:: INPUT FOR THIS TASK ::

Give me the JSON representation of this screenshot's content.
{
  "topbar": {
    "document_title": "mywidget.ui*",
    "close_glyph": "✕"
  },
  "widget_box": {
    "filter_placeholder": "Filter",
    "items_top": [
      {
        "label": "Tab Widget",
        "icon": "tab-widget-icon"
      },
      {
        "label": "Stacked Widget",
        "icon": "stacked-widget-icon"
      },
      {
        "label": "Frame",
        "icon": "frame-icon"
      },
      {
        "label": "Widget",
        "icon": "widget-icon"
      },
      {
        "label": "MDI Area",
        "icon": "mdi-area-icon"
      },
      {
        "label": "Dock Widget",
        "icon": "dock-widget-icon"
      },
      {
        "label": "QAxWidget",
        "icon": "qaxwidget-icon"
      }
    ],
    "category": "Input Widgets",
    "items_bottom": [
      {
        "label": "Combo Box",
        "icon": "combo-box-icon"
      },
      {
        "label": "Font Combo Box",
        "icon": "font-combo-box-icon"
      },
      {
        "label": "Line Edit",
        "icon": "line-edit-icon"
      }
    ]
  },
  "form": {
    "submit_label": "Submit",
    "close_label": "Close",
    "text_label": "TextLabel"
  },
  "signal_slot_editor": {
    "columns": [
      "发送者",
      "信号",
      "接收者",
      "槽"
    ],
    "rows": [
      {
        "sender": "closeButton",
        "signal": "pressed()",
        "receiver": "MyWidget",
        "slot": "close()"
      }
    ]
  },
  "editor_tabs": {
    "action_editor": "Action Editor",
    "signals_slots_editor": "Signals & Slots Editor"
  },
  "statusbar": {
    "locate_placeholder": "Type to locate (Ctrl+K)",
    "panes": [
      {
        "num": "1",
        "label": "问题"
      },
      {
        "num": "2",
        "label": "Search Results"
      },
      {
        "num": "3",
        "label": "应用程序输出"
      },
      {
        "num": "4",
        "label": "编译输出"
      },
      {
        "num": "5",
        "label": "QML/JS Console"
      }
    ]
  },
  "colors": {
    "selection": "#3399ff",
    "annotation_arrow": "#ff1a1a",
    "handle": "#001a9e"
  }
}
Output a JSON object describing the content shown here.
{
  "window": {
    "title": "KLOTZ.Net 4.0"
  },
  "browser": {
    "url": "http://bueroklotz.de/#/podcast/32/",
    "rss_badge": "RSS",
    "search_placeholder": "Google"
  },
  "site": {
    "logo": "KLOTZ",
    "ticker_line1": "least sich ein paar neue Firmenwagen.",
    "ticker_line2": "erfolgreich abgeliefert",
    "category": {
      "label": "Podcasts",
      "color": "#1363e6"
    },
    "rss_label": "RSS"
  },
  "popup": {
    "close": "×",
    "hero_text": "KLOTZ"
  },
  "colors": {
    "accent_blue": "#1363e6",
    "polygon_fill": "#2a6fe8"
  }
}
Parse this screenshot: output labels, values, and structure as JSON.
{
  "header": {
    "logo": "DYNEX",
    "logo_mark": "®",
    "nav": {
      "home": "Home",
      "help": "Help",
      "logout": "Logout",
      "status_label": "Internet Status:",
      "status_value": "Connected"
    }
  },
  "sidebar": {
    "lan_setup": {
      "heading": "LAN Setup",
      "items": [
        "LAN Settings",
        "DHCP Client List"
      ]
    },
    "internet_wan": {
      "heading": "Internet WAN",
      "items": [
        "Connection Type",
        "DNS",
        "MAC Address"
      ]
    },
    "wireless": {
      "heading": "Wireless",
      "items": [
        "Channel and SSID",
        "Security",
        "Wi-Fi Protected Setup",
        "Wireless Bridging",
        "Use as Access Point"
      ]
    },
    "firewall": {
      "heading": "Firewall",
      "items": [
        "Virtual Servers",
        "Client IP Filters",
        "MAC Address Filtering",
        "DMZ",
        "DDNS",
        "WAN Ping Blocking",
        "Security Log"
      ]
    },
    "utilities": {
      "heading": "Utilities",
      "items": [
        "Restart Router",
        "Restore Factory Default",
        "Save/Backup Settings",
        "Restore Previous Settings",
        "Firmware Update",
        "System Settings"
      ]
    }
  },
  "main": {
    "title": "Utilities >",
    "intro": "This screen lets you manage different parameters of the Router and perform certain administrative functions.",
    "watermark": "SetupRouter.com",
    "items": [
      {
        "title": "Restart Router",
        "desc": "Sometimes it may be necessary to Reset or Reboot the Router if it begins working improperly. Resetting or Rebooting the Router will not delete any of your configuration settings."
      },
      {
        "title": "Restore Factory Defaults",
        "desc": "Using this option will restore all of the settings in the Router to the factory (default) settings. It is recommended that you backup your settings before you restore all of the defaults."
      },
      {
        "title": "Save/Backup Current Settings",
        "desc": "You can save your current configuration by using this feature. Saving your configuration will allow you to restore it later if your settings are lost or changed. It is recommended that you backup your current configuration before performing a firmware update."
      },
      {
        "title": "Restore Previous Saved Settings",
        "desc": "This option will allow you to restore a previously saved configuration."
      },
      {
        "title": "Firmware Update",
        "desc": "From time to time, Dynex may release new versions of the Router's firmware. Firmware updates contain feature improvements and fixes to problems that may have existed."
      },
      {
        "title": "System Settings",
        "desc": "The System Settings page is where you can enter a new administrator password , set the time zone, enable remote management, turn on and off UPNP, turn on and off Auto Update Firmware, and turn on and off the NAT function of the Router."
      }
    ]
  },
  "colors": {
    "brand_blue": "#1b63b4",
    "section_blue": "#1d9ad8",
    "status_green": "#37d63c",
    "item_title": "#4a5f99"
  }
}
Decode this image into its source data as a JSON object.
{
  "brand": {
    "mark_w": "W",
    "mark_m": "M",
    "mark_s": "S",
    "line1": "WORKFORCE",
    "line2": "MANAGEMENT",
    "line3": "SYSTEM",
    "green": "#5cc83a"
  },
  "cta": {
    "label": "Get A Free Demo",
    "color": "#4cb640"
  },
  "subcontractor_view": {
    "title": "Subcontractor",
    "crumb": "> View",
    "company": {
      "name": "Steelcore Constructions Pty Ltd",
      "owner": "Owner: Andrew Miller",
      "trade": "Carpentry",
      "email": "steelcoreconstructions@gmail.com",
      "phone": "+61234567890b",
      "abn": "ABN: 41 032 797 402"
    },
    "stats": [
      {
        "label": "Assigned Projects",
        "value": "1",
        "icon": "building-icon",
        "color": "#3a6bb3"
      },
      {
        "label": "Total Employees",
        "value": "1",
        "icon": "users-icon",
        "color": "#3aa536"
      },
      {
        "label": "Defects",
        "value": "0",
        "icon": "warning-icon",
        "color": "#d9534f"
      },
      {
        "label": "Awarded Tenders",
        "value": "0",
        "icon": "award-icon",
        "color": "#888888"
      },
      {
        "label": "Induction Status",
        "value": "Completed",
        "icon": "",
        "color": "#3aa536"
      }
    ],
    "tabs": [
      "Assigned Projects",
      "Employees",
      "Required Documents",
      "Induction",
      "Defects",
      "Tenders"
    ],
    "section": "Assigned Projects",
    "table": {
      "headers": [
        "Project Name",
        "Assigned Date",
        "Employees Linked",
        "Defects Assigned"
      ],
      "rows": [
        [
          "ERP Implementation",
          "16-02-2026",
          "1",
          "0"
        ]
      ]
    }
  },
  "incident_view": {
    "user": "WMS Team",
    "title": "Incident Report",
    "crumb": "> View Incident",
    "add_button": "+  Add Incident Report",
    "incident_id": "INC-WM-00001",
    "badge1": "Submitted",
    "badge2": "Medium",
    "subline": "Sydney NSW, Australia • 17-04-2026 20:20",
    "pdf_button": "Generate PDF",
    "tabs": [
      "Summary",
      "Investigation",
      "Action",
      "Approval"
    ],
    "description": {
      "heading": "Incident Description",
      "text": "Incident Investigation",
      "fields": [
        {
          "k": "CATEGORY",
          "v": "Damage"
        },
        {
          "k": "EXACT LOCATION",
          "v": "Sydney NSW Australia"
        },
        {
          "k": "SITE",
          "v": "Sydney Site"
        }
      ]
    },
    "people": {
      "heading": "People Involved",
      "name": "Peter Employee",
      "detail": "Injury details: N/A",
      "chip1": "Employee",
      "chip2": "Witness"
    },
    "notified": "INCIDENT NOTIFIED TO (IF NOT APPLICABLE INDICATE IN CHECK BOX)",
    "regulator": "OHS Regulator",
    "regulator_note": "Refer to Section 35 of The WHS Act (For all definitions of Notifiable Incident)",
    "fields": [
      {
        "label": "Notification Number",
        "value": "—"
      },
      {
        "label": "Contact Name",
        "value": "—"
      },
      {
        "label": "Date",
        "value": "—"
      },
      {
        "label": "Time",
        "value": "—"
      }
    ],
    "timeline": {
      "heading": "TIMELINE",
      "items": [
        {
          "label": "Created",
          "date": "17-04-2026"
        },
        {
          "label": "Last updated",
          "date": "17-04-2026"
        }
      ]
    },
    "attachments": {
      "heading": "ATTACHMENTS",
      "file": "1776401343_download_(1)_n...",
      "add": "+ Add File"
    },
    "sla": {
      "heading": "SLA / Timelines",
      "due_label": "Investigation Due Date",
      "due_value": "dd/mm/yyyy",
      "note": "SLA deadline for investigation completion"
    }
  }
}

:::

* WHAT YOU ARE ASKED TO DO
Extract from the material all lines containing the string "recommended".

* FINISHED TASK
        "desc": "Using this option will restore all of the settings in the Router to the factory (default) settings. It is recommended that you backup your settings before you restore all of the defaults."
        "desc": "You can save your current configuration by using this feature. Saving your configuration will allow you to restore it later if your settings are lost or changed. It is recommended that you backup your current configuration before performing a firmware update."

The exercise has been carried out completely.